===== MATERIAL PROVIDED

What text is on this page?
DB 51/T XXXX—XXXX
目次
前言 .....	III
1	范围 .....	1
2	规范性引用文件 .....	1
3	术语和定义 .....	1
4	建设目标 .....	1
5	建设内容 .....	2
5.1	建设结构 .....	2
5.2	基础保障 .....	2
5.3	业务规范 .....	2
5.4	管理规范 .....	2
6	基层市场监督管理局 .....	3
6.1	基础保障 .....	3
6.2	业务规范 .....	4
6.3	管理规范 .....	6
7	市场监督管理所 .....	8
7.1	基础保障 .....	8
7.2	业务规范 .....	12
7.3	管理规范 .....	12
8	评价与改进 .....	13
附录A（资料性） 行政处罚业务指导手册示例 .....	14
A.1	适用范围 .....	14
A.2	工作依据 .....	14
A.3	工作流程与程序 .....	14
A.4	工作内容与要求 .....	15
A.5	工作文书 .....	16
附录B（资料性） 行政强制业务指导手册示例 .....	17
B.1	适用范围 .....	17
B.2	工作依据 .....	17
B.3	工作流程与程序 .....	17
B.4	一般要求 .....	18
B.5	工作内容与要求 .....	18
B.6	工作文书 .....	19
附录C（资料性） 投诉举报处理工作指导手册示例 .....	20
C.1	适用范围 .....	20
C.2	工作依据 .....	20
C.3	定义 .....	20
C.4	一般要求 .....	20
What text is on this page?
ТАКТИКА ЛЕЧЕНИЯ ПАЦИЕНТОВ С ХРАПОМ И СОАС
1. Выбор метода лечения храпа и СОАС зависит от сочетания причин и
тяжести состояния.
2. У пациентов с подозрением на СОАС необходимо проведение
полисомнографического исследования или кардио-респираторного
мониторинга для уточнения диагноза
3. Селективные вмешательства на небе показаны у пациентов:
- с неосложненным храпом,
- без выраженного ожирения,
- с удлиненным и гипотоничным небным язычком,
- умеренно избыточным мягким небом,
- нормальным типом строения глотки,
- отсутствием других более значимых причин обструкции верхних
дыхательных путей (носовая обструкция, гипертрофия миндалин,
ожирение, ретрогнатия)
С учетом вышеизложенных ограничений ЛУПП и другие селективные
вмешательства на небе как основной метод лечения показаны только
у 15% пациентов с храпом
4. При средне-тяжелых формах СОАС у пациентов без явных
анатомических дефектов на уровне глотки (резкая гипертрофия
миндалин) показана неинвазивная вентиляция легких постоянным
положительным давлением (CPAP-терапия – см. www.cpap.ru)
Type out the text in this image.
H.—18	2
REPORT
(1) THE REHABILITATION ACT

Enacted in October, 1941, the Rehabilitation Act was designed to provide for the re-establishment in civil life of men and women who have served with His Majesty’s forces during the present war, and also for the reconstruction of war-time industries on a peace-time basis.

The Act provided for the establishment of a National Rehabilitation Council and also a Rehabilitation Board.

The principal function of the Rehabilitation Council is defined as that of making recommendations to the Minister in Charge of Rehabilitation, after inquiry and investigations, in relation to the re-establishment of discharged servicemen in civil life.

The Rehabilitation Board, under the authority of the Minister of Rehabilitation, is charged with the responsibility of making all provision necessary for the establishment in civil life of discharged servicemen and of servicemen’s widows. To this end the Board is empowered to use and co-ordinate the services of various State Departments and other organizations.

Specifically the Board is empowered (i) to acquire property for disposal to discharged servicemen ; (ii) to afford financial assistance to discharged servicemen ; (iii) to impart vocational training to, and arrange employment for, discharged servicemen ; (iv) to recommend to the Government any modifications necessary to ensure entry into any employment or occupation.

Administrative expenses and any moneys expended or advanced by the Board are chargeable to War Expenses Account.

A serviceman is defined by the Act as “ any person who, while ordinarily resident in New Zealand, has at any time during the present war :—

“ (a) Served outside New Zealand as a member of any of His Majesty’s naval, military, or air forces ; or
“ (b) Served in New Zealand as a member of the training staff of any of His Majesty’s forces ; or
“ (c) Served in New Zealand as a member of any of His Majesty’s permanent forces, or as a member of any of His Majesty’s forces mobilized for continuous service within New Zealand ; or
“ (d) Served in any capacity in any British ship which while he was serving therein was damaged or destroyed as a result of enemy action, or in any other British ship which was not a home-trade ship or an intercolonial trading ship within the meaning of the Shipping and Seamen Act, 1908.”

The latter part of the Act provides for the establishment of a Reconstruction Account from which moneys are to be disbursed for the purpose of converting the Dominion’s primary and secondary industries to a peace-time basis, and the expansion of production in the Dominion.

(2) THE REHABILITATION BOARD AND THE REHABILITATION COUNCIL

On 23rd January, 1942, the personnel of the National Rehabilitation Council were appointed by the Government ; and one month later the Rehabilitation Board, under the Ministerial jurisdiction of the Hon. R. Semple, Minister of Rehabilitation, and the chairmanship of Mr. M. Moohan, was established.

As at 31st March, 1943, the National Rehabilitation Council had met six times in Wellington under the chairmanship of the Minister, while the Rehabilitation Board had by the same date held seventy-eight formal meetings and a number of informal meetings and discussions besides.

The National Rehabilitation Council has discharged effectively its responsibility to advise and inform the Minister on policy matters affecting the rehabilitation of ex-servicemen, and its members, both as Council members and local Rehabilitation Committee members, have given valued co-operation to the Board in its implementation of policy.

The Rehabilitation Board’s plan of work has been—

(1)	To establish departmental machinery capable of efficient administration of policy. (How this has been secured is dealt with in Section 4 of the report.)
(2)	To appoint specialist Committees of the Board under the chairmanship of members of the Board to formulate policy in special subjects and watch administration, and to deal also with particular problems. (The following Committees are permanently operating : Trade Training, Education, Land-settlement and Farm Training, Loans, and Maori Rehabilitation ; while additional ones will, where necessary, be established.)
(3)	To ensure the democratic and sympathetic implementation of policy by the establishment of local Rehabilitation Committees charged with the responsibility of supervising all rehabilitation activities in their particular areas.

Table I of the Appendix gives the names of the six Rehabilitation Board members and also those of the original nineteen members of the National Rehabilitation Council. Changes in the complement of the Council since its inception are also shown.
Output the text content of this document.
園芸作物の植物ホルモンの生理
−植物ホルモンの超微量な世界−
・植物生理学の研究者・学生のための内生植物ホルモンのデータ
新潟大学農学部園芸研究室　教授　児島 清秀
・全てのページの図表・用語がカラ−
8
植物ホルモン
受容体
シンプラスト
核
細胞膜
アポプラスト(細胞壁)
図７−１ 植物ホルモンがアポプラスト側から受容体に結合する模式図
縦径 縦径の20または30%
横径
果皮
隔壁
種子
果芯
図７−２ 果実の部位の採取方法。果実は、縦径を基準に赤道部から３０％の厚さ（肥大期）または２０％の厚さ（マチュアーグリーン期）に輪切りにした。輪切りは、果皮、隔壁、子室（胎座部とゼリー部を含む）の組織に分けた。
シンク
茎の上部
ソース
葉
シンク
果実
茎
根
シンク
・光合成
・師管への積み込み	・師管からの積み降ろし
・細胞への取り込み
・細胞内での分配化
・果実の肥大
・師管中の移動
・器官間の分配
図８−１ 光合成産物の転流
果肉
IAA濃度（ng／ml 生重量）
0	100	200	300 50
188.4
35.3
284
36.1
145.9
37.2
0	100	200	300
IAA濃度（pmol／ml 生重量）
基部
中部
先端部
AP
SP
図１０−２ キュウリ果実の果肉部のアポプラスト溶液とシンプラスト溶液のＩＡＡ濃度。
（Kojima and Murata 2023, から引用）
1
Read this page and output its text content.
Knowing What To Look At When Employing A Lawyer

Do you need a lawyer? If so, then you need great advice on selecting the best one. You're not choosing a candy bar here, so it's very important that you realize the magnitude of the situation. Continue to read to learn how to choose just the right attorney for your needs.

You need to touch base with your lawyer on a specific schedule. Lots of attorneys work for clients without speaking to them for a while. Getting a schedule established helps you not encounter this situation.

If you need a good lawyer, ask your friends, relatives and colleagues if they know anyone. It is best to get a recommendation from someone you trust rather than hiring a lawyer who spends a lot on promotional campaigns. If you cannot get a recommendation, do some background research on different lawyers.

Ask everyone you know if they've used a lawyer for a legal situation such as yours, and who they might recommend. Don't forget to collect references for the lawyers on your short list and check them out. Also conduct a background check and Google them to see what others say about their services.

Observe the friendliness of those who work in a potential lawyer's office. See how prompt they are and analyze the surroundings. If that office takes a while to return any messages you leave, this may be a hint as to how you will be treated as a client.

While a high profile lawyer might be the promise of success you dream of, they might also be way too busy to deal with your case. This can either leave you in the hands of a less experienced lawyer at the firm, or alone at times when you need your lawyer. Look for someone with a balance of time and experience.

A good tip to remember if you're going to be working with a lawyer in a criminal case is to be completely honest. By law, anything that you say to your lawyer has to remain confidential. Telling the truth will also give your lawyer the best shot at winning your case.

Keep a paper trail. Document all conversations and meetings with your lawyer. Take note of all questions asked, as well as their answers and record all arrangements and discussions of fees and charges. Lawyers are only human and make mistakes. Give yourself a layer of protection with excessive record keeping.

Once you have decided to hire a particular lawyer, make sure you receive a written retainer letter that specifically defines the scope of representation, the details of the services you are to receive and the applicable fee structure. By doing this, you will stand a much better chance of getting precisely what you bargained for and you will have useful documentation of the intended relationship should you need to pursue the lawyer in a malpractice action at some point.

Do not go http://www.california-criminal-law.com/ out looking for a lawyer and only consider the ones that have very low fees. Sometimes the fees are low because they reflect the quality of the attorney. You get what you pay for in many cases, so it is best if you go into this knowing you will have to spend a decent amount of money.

==========

Look through the data and show every line containing "гипертрофия".

дыхательных путей (носовая обструкция, гипертрофия миндалин,
анатомических дефектов на уровне глотки (резкая гипертрофия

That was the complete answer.